## Task material
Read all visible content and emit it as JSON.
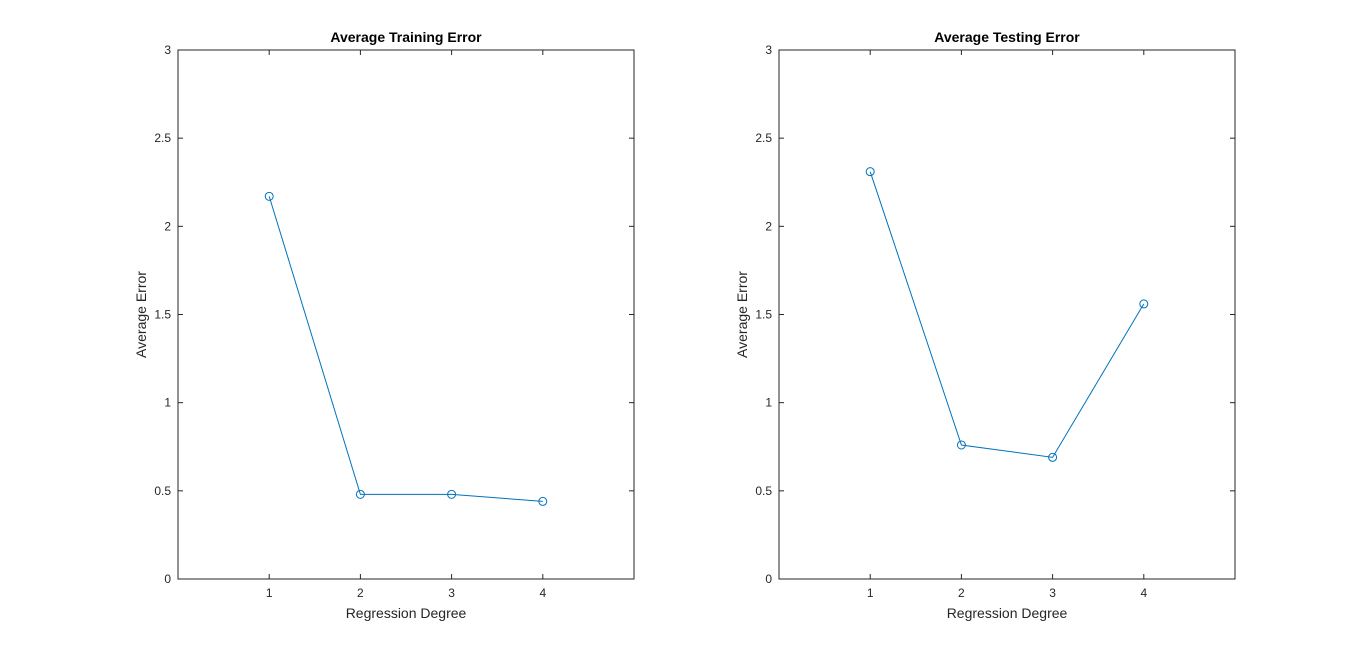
{
  "chart_data": [
    {
      "type": "line",
      "title": "Average Training Error",
      "xlabel": "Regression Degree",
      "ylabel": "Average Error",
      "xlim": [
        0,
        5
      ],
      "ylim": [
        0,
        3
      ],
      "xticks": [
        1,
        2,
        3,
        4
      ],
      "yticks": [
        0,
        0.5,
        1,
        1.5,
        2,
        2.5,
        3
      ],
      "x": [
        1,
        2,
        3,
        4
      ],
      "values": [
        2.17,
        0.48,
        0.48,
        0.44
      ],
      "marker": "circle",
      "color": "#0072bd",
      "grid": false
    },
    {
      "type": "line",
      "title": "Average Testing Error",
      "xlabel": "Regression Degree",
      "ylabel": "Average Error",
      "xlim": [
        0,
        5
      ],
      "ylim": [
        0,
        3
      ],
      "xticks": [
        1,
        2,
        3,
        4
      ],
      "yticks": [
        0,
        0.5,
        1,
        1.5,
        2,
        2.5,
        3
      ],
      "x": [
        1,
        2,
        3,
        4
      ],
      "values": [
        2.31,
        0.76,
        0.69,
        1.56
      ],
      "marker": "circle",
      "color": "#0072bd",
      "grid": false
    }
  ]
}
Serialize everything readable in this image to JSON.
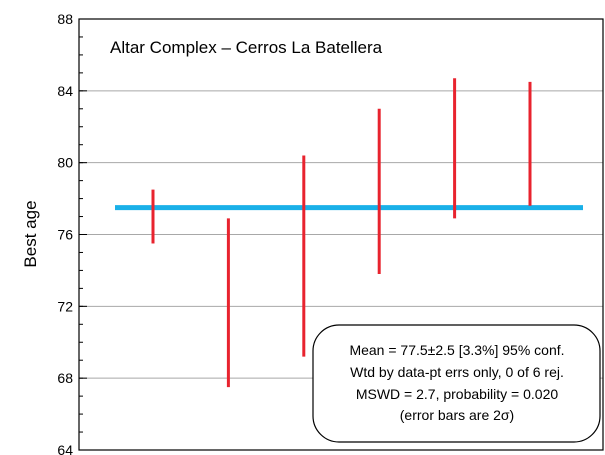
{
  "chart_data": {
    "type": "error-bar",
    "title": "Altar Complex – Cerros La Batellera",
    "ylabel": "Best age",
    "ylim": [
      64,
      88
    ],
    "yticks_labeled": [
      64,
      68,
      72,
      76,
      80,
      84,
      88
    ],
    "yticks_minor_step": 1,
    "grid": true,
    "series": [
      {
        "values": [
          {
            "low": 75.5,
            "high": 78.5
          },
          {
            "low": 67.5,
            "high": 76.9
          },
          {
            "low": 69.2,
            "high": 80.4
          },
          {
            "low": 73.8,
            "high": 83.0
          },
          {
            "low": 76.9,
            "high": 84.7
          },
          {
            "low": 77.6,
            "high": 84.5
          }
        ],
        "color": "#e8232e"
      }
    ],
    "mean": {
      "value": 77.5,
      "color": "#1ab0e8"
    },
    "stats_box": {
      "lines": [
        "Mean = 77.5±2.5  [3.3%]  95% conf.",
        "Wtd by data-pt errs only, 0 of 6 rej.",
        "MSWD = 2.7, probability = 0.020",
        "(error bars are 2σ)"
      ]
    }
  }
}
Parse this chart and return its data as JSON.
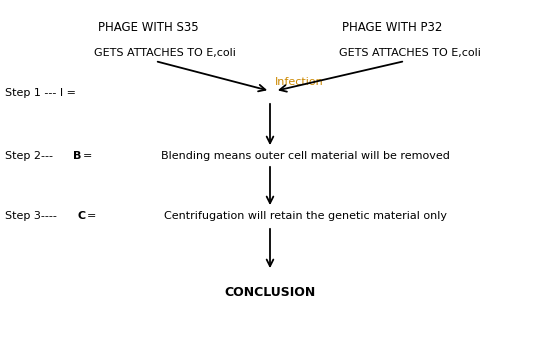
{
  "bg_color": "#ffffff",
  "text_color": "#000000",
  "arrow_color": "#000000",
  "phage_s35": "PHAGE WITH S35",
  "phage_p32": "PHAGE WITH P32",
  "attaches_left": "GETS ATTACHES TO E,coli",
  "attaches_right": "GETS ATTACHES TO E,coli",
  "infection_label": "Infection",
  "infection_color": "#cc8800",
  "step1_prefix": "Step 1 --- I =",
  "step2_prefix": "Step 2--- ",
  "step2_bold": "B",
  "step2_suffix": "=",
  "step3_prefix": "Step 3----",
  "step3_bold": "C",
  "step3_suffix": "=",
  "step2_desc": "Blending means outer cell material will be removed",
  "step3_desc": "Centrifugation will retain the genetic material only",
  "conclusion": "CONCLUSION",
  "fig_width": 5.35,
  "fig_height": 3.56,
  "dpi": 100
}
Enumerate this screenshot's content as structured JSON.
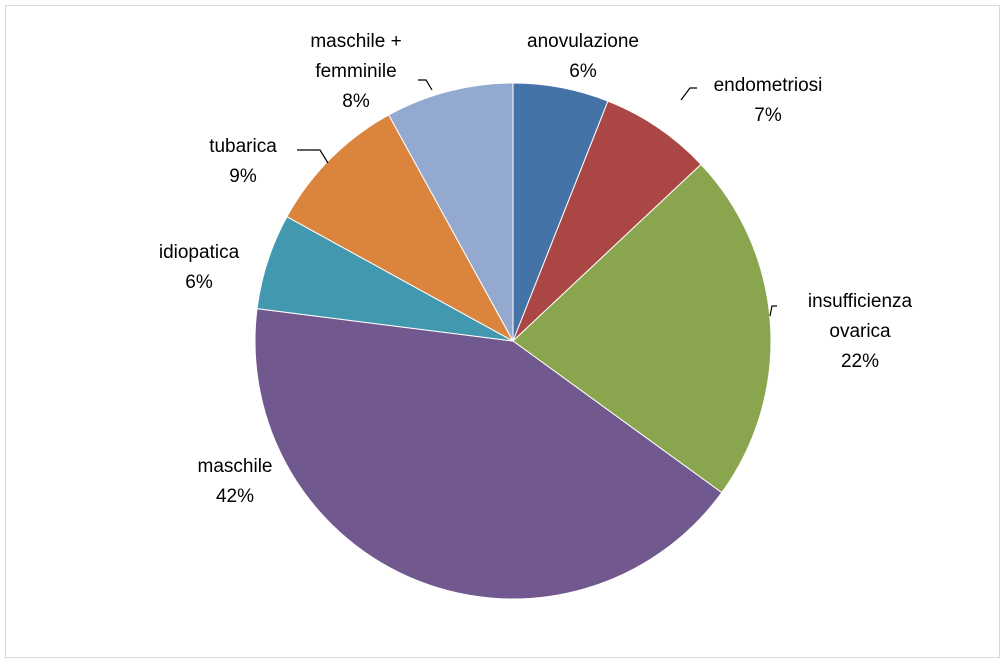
{
  "chart_data": {
    "type": "pie",
    "categories": [
      "anovulazione",
      "endometriosi",
      "insufficienza\novarica",
      "maschile",
      "idiopatica",
      "tubarica",
      "maschile +\nfemminile"
    ],
    "values": [
      6,
      7,
      22,
      42,
      6,
      9,
      8
    ],
    "value_labels": [
      "6%",
      "7%",
      "22%",
      "42%",
      "6%",
      "9%",
      "8%"
    ],
    "colors": [
      "#4572a7",
      "#aa4643",
      "#89a54e",
      "#71588f",
      "#4198af",
      "#db843d",
      "#93a9cf"
    ]
  }
}
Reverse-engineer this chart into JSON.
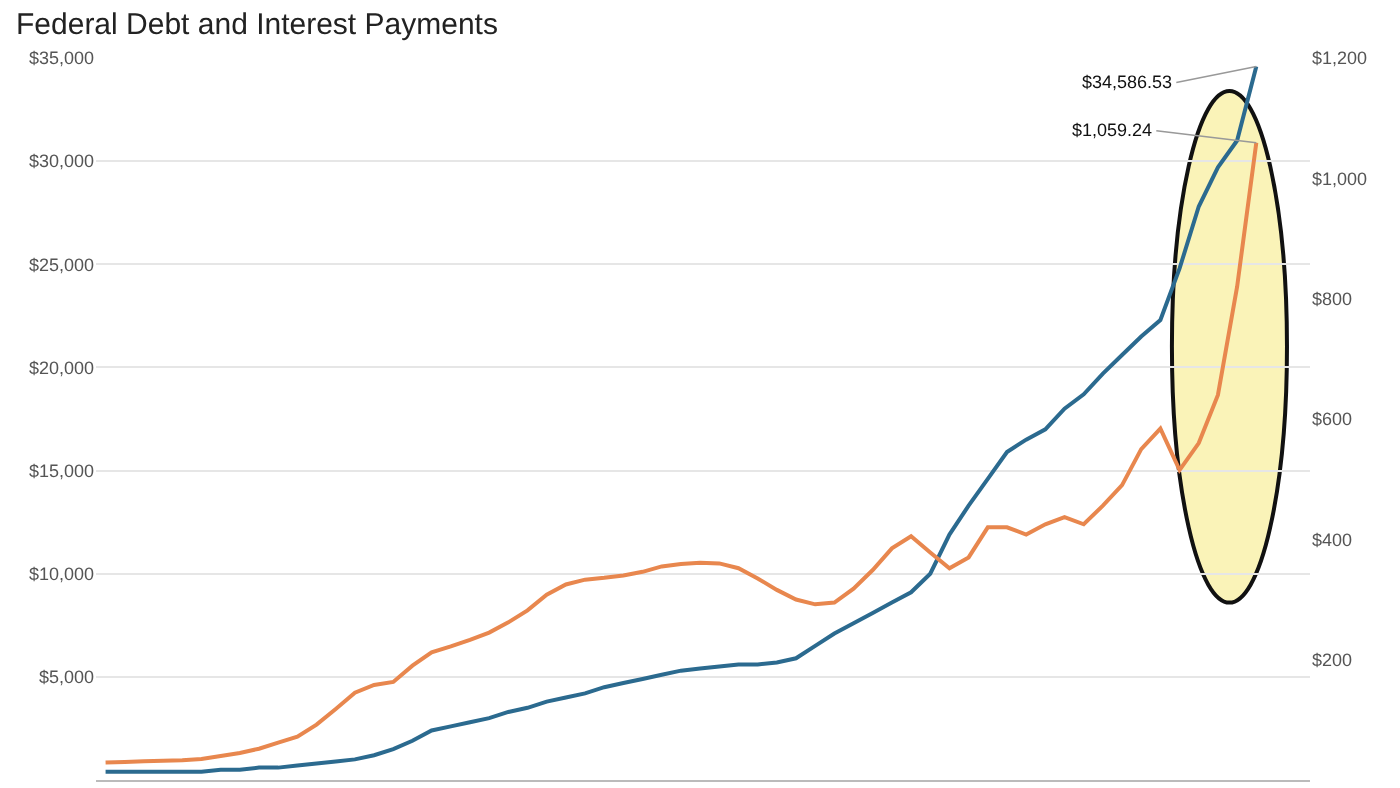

## Short task
Using the listing, collect all lines in which the string "content" is found.

## Task response
Read all visible content and emit it as JSON.
Enumerate this screenshot's content as structured JSON.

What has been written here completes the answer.